Start of READING TEXT

Kadmiel Van Der Puije (CEO, The Voice of Africa) & Rio Ferdinand — Global Football Icon & Premier League Hall of Famer

How TVOA’s Social Impact Partners Align with Bahrain Fintech Bay

The Father’s Haven Foundation

The Father’s Haven Foundation aligns with Bahrain FinTech Bay through its focus on long-term youth empowerment,  education, mentorship, and leadership development for vulnerable children across Africa. Sustainable innovation ecosystems begin with investing in people and future generations.

Kadmiel Van Der Puije (CEO of Fathers Haven Foundation) with the 54 orphans in Fathers Haven, Kenya Branch

The Countess Foundation

The Countess Foundation aligns strongly with Bahrain FinTech Bay’s support for women-led innovation and entrepreneurship. Through digital literacy, vocational training, mentorship, startup support, and economic empowerment, the foundation contributes to building inclusive innovation ecosystems across Africa.

Evelyn Van Der Puije leading a high-impact Innovation Lab at the Yale Africa Innovation Symposium, guiding participants through structured approaches to scaling social impact and economic systems across Africa.

End of READING TEXT
Start of DATASET ENTRIES

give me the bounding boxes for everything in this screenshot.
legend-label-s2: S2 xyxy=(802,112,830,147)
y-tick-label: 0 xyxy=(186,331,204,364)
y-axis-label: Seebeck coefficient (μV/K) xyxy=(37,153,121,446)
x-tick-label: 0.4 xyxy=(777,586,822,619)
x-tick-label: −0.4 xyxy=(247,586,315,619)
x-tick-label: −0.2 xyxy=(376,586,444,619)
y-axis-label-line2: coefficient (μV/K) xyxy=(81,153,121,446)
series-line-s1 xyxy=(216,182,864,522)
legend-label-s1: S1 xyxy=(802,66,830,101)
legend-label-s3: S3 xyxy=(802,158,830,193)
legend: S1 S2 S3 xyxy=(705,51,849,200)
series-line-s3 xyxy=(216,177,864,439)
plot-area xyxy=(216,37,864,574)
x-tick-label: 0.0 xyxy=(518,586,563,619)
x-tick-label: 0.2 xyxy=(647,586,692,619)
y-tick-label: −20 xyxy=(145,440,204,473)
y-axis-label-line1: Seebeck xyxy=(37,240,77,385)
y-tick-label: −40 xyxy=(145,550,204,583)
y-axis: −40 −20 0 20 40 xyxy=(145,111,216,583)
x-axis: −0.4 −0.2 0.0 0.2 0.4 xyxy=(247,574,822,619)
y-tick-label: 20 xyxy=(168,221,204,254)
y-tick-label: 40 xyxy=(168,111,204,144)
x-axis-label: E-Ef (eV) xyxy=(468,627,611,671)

End of DATASET ENTRIES

EXERCISE DIRECTIONS:
Rewrite the part of the text about TVOA's social impact partners starting at "Evelyn Van Der" and ending at "economic systems across Africa.", renaming "Innovation Lab" as "Workshop". Rely on the text alone and nothing else.

RESPONSE AREA:
Evelyn Van Der Puije leading a high-impact Workshop at the Yale Africa Innovation Symposium, guiding participants through structured approaches to scaling social impact and economic systems across Africa.